Brief - Identify the lines holding "লনকর" and copy them.

Working data -
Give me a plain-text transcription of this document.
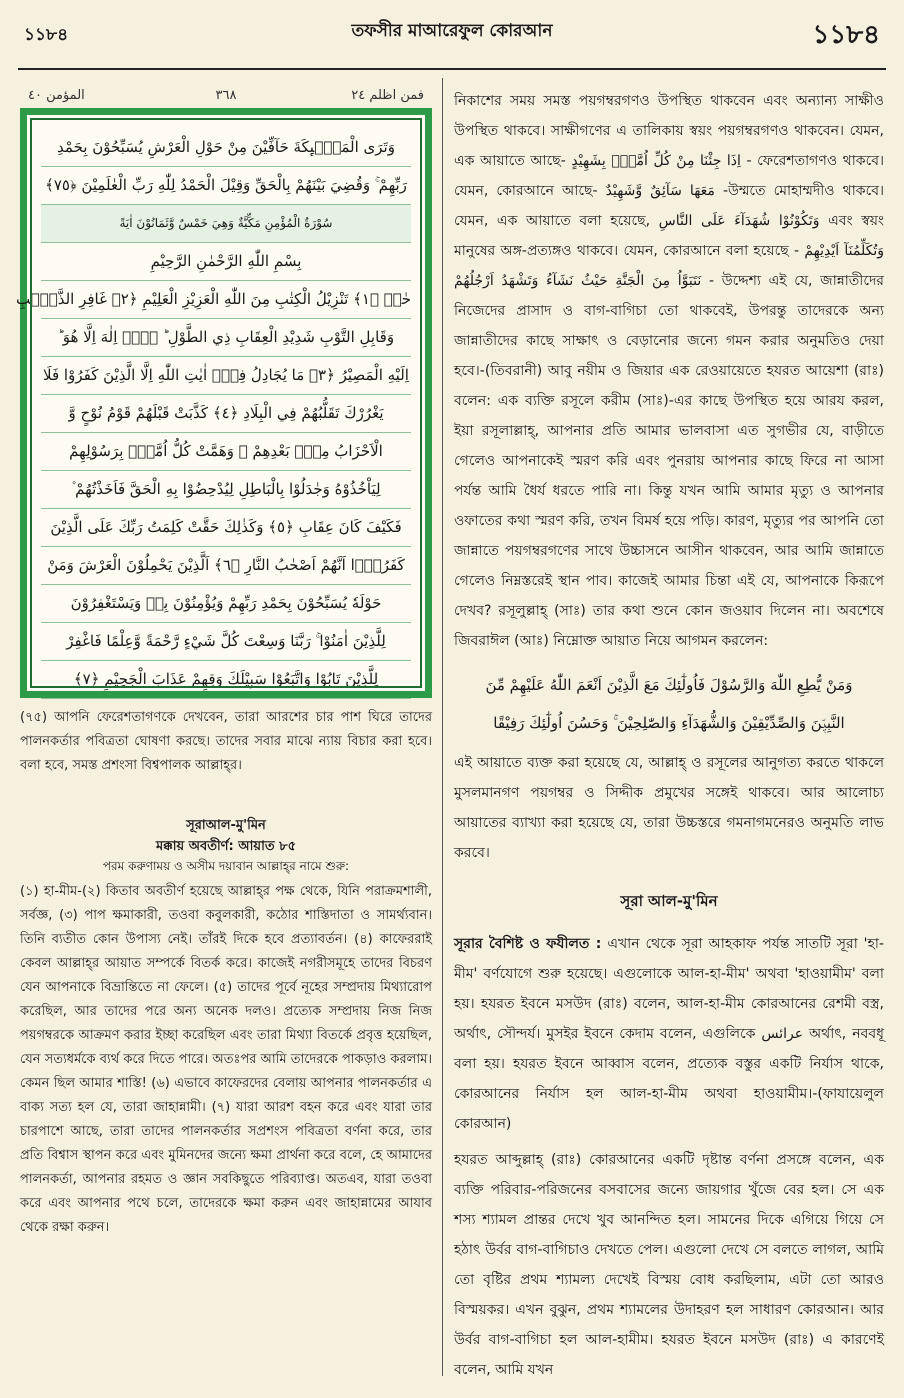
১১৮৪	তফসীর মাআরেফুল কোরআন	১১৮৪
المؤمن ٤٠	٣٦٨	فمن اظلم ٢٤
وَتَرَى الْمَلٰۤىِٕكَةَ حَآفِّيْنَ مِنْ حَوْلِ الْعَرْشِ يُسَبِّحُوْنَ بِحَمْدِ
رَبِّهِمْ ۚ وَقُضِيَ بَيْنَهُمْ بِالْحَقِّ وَقِيْلَ الْحَمْدُ لِلّٰهِ رَبِّ الْعٰلَمِيْنَ ﴿٧٥﴾
سُوْرَةُ الْمُؤْمِنِ مَكِّيَّةٌ وَهِيَ خَمْسٌ وَّثَمَانُوْنَ اٰيَةً
بِسْمِ اللّٰهِ الرَّحْمٰنِ الرَّحِيْمِ
حٰمۤ ﴿١﴾ تَنْزِيْلُ الْكِتٰبِ مِنَ اللّٰهِ الْعَزِيْزِ الْعَلِيْمِ ﴿٢﴾ غَافِرِ الذَّنْۢبِ
وَقَابِلِ التَّوْبِ شَدِيْدِ الْعِقَابِ ذِي الطَّوْلِ ؕ لَاۤ اِلٰهَ اِلَّا هُوَ ؕ
اِلَيْهِ الْمَصِيْرُ ﴿٣﴾ مَا يُجَادِلُ فِيْۤ اٰيٰتِ اللّٰهِ اِلَّا الَّذِيْنَ كَفَرُوْا فَلَا
يَغْرُرْكَ تَقَلُّبُهُمْ فِي الْبِلَادِ ﴿٤﴾ كَذَّبَتْ قَبْلَهُمْ قَوْمُ نُوْحٍ وَّ
الْاَحْزَابُ مِنْۢ بَعْدِهِمْ ۪ وَهَمَّتْ كُلُّ اُمَّةٍۭ بِرَسُوْلِهِمْ
لِيَاْخُذُوْهُ وَجٰدَلُوْا بِالْبَاطِلِ لِيُدْحِضُوْا بِهِ الْحَقَّ فَاَخَذْتُهُمْ ۫
فَكَيْفَ كَانَ عِقَابِ ﴿٥﴾ وَكَذٰلِكَ حَقَّتْ كَلِمَتُ رَبِّكَ عَلَى الَّذِيْنَ
كَفَرُوْۤا اَنَّهُمْ اَصْحٰبُ النَّارِ ﴿٦﴾ اَلَّذِيْنَ يَحْمِلُوْنَ الْعَرْشَ وَمَنْ
حَوْلَهٗ يُسَبِّحُوْنَ بِحَمْدِ رَبِّهِمْ وَيُؤْمِنُوْنَ بِهٖ وَيَسْتَغْفِرُوْنَ
لِلَّذِيْنَ اٰمَنُوْا ۚ رَبَّنَا وَسِعْتَ كُلَّ شَيْءٍ رَّحْمَةً وَّعِلْمًا فَاغْفِرْ
لِلَّذِيْنَ تَابُوْا وَاتَّبَعُوْا سَبِيْلَكَ وَقِهِمْ عَذَابَ الْجَحِيْمِ ﴿٧﴾

(৭৫) আপনি ফেরেশতাগণকে দেখবেন, তারা আরশের চার পাশ ঘিরে তাদের পালনকর্তার পবিত্রতা ঘোষণা করছে। তাদের সবার মাঝে ন্যায় বিচার করা হবে। বলা হবে, সমস্ত প্রশংসা বিশ্বপালক আল্লাহ্‌র।

সূরাআল-মু'মিন
মক্কায় অবতীর্ণ: আয়াত ৮৫
পরম করুণাময় ও অসীম দয়াবান আল্লাহ্‌র নামে শুরু:

(১) হা-মীম-(২) কিতাব অবতীর্ণ হয়েছে আল্লাহ্‌র পক্ষ থেকে, যিনি পরাক্রমশালী, সর্বজ্ঞ, (৩) পাপ ক্ষমাকারী, তওবা কবুলকারী, কঠোর শাস্তিদাতা ও সামর্থ্যবান। তিনি ব্যতীত কোন উপাস্য নেই। তাঁরই দিকে হবে প্রত্যাবর্তন। (৪) কাফেররাই কেবল আল্লাহ্‌র আয়াত সম্পর্কে বিতর্ক করে। কাজেই নগরীসমূহে তাদের বিচরণ যেন আপনাকে বিভ্রান্তিতে না ফেলে। (৫) তাদের পূর্বে নূহের সম্প্রদায় মিথ্যারোপ করেছিল, আর তাদের পরে অন্য অনেক দলও। প্রত্যেক সম্প্রদায় নিজ নিজ পয়গম্বরকে আক্রমণ করার ইচ্ছা করেছিল এবং তারা মিথ্যা বিতর্কে প্রবৃত্ত হয়েছিল, যেন সত্যধর্মকে ব্যর্থ করে দিতে পারে। অতঃপর আমি তাদেরকে পাকড়াও করলাম। কেমন ছিল আমার শাস্তি! (৬) এভাবে কাফেরদের বেলায় আপনার পালনকর্তার এ বাক্য সত্য হল যে, তারা জাহান্নামী। (৭) যারা আরশ বহন করে এবং যারা তার চারপাশে আছে, তারা তাদের পালনকর্তার সপ্রশংস পবিত্রতা বর্ণনা করে, তার প্রতি বিশ্বাস স্থাপন করে এবং মুমিনদের জন্যে ক্ষমা প্রার্থনা করে বলে, হে আমাদের পালনকর্তা, আপনার রহমত ও জ্ঞান সবকিছুতে পরিব্যাপ্ত। অতএব, যারা তওবা করে এবং আপনার পথে চলে, তাদেরকে ক্ষমা করুন এবং জাহান্নামের আযাব থেকে রক্ষা করুন।

নিকাশের সময় সমস্ত পয়গম্বরগণও উপস্থিত থাকবেন এবং অন্যান্য সাক্ষীও উপস্থিত থাকবে। সাক্ষীগণের এ তালিকায় স্বয়ং পয়গম্বরগণও থাকবেন। যেমন, এক আয়াতে আছে- اِذَا جِئْنَا مِنْ كُلِّ اُمَّةٍۭ بِشَهِيْدٍ - ফেরেশতাগণও থাকবে। যেমন, কোরআনে আছে- مَعَهَا سَآئِقٌ وَّشَهِيْدٌ -উম্মতে মোহাম্মদীও থাকবে। যেমন, এক আয়াতে বলা হয়েছে, وَتَكُوْنُوْا شُهَدَآءَ عَلَى النَّاسِ এবং স্বয়ং মানুষের অঙ্গ-প্রত্যঙ্গও থাকবে। যেমন, কোরআনে বলা হয়েছে - وَتُكَلِّمُنَآ اَيْدِيْهِمْ وَتَشْهَدُ اَرْجُلُهُمْ نَتَبَوَّاُ مِنَ الْجَنَّةِ حَيْثُ نَشَآءُ - উদ্দেশ্য এই যে, জান্নাতীদের নিজেদের প্রাসাদ ও বাগ-বাগিচা তো থাকবেই, উপরন্তু তাদেরকে অন্য জান্নাতীদের কাছে সাক্ষাৎ ও বেড়ানোর জন্যে গমন করার অনুমতিও দেয়া হবে।-(তিবরানী) আবু নয়ীম ও জিয়ার এক রেওয়ায়েতে হযরত আয়েশা (রাঃ) বলেন: এক ব্যক্তি রসূলে করীম (সাঃ)-এর কাছে উপস্থিত হয়ে আরয করল, ইয়া রসূলাল্লাহ্‌, আপনার প্রতি আমার ভালবাসা এত সুগভীর যে, বাড়ীতে গেলেও আপনাকেই স্মরণ করি এবং পুনরায় আপনার কাছে ফিরে না আসা পর্যন্ত আমি ধৈর্য ধরতে পারি না। কিন্তু যখন আমি আমার মৃত্যু ও আপনার ওফাতের কথা স্মরণ করি, তখন বিমর্ষ হয়ে পড়ি। কারণ, মৃত্যুর পর আপনি তো জান্নাতে পয়গম্বরগণের সাথে উচ্চাসনে আসীন থাকবেন, আর আমি জান্নাতে গেলেও নিম্নস্তরেই স্থান পাব। কাজেই আমার চিন্তা এই যে, আপনাকে কিরূপে দেখব? রসূলুল্লাহ্‌ (সাঃ) তার কথা শুনে কোন জওয়াব দিলেন না। অবশেষে জিবরাঈল (আঃ) নিম্নোক্ত আয়াত নিয়ে আগমন করলেন:

وَمَنْ يُّطِعِ اللّٰهَ وَالرَّسُوْلَ فَاُولٰٓئِكَ مَعَ الَّذِيْنَ اَنْعَمَ اللّٰهُ عَلَيْهِمْ مِّنَ
النَّبِيّٖنَ وَالصِّدِّيْقِيْنَ وَالشُّهَدَآءِ وَالصّٰلِحِيْنَ ۚ وَحَسُنَ اُولٰٓئِكَ رَفِيْقًا

এই আয়াতে ব্যক্ত করা হয়েছে যে, আল্লাহ্‌ ও রসূলের আনুগত্য করতে থাকলে মুসলমানগণ পয়গম্বর ও সিদ্দীক প্রমুখের সঙ্গেই থাকবে। আর আলোচ্য আয়াতের ব্যাখ্যা করা হয়েছে যে, তারা উচ্চস্তরে গমনাগমনেরও অনুমতি লাভ করবে।

সূরা আল-মু'মিন

সূরার বৈশিষ্ট ও ফযীলত : এখান থেকে সূরা আহকাফ পর্যন্ত সাতটি সূরা 'হা-মীম' বর্ণযোগে শুরু হয়েছে। এগুলোকে আল-হা-মীম' অথবা 'হাওয়ামীম' বলা হয়। হযরত ইবনে মসউদ (রাঃ) বলেন, আল-হা-মীম কোরআনের রেশমী বস্ত্র, অর্থাৎ, সৌন্দর্য। মুসইর ইবনে কেদাম বলেন, এগুলিকে عرائس অর্থাৎ, নববধূ বলা হয়। হযরত ইবনে আব্বাস বলেন, প্রত্যেক বস্তুর একটি নির্যাস থাকে, কোরআনের নির্যাস হল আল-হা-মীম অথবা হাওয়ামীম।-(ফাযায়েলুল কোরআন)

হযরত আব্দুল্লাহ্‌ (রাঃ) কোরআনের একটি দৃষ্টান্ত বর্ণনা প্রসঙ্গে বলেন, এক ব্যক্তি পরিবার-পরিজনের বসবাসের জন্যে জায়গার খুঁজে বের হল। সে এক শস্য শ্যামল প্রান্তর দেখে খুব আনন্দিত হল। সামনের দিকে এগিয়ে গিয়ে সে হঠাৎ উর্বর বাগ-বাগিচাও দেখতে পেল। এগুলো দেখে সে বলতে লাগল, আমি তো বৃষ্টির প্রথম শ্যামল্য দেখেই বিস্ময় বোধ করছিলাম, এটা তো আরও বিস্ময়কর। এখন বুঝুন, প্রথম শ্যামলের উদাহরণ হল সাধারণ কোরআন। আর উর্বর বাগ-বাগিচা হল আল-হামীম। হযরত ইবনে মসউদ (রাঃ) এ কারণেই বলেন, আমি যখন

Solution to this task -
(৭৫) আপনি ফেরেশতাগণকে দেখবেন, তারা আরশের চার পাশ ঘিরে তাদের পালনকর্তার পবিত্রতা ঘোষণা করছে। তাদের সবার মাঝে ন্যায় বিচার করা হবে। বলা হবে, সমস্ত প্রশংসা বিশ্বপালক আল্লাহ্‌র।
(১) হা-মীম-(২) কিতাব অবতীর্ণ হয়েছে আল্লাহ্‌র পক্ষ থেকে, যিনি পরাক্রমশালী, সর্বজ্ঞ, (৩) পাপ ক্ষমাকারী, তওবা কবুলকারী, কঠোর শাস্তিদাতা ও সামর্থ্যবান। তিনি ব্যতীত কোন উপাস্য নেই। তাঁরই দিকে হবে প্রত্যাবর্তন। (৪) কাফেররাই কেবল আল্লাহ্‌র আয়াত সম্পর্কে বিতর্ক করে। কাজেই নগরীসমূহে তাদের বিচরণ যেন আপনাকে বিভ্রান্তিতে না ফেলে। (৫) তাদের পূর্বে নূহের সম্প্রদায় মিথ্যারোপ করেছিল, আর তাদের পরে অন্য অনেক দলও। প্রত্যেক সম্প্রদায় নিজ নিজ পয়গম্বরকে আক্রমণ করার ইচ্ছা করেছিল এবং তারা মিথ্যা বিতর্কে প্রবৃত্ত হয়েছিল, যেন সত্যধর্মকে ব্যর্থ করে দিতে পারে। অতঃপর আমি তাদেরকে পাকড়াও করলাম। কেমন ছিল আমার শাস্তি! (৬) এভাবে কাফেরদের বেলায় আপনার পালনকর্তার এ বাক্য সত্য হল যে, তারা জাহান্নামী। (৭) যারা আরশ বহন করে এবং যারা তার চারপাশে আছে, তারা তাদের পালনকর্তার সপ্রশংস পবিত্রতা বর্ণনা করে, তার প্রতি বিশ্বাস স্থাপন করে এবং মুমিনদের জন্যে ক্ষমা প্রার্থনা করে বলে, হে আমাদের পালনকর্তা, আপনার রহমত ও জ্ঞান সবকিছুতে পরিব্যাপ্ত। অতএব, যারা তওবা করে এবং আপনার পথে চলে, তাদেরকে ক্ষমা করুন এবং জাহান্নামের আযাব থেকে রক্ষা করুন।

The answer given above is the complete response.